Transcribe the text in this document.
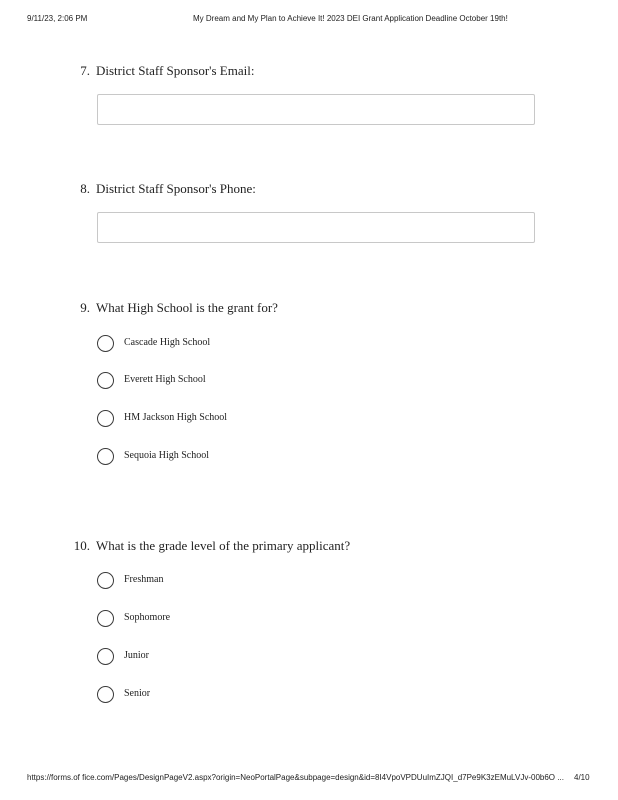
9/11/23, 2:06 PM	My Dream and My Plan to Achieve It! 2023 DEI Grant Application Deadline October 19th!
7. District Staff Sponsor's Email:
8. District Staff Sponsor's Phone:
9. What High School is the grant for?
Cascade High School
Everett High School
HM Jackson High School
Sequoia High School
10. What is the grade level of the primary applicant?
Freshman
Sophomore
Junior
Senior
https://forms.of fice.com/Pages/DesignPageV2.aspx?origin=NeoPortalPage&subpage=design&id=8I4VpoVPDUuImZJQI_d7Pe9K3zEMuL VJv-00b6O ... 4/10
◆ ◆ ◆
Exercise requirements: Reproduce all the entries that precede this task, word for word, minus any pictures.

Complete output:
Transcribe the text in this document.
9/11/23, 2:06 PM	My Dream and My Plan to Achieve It! 2023 DEI Grant Application Deadline October 19th!
7. District Staff Sponsor's Email:
8. District Staff Sponsor's Phone:
9. What High School is the grant for?
Cascade High School
Everett High School
HM Jackson High School
Sequoia High School
10. What is the grade level of the primary applicant?
Freshman
Sophomore
Junior
Senior
https://forms.of fice.com/Pages/DesignPageV2.aspx?origin=NeoPortalPage&subpage=design&id=8I4VpoVPDUuImZJQI_d7Pe9K3zEMuL VJv-00b6O ... 4/10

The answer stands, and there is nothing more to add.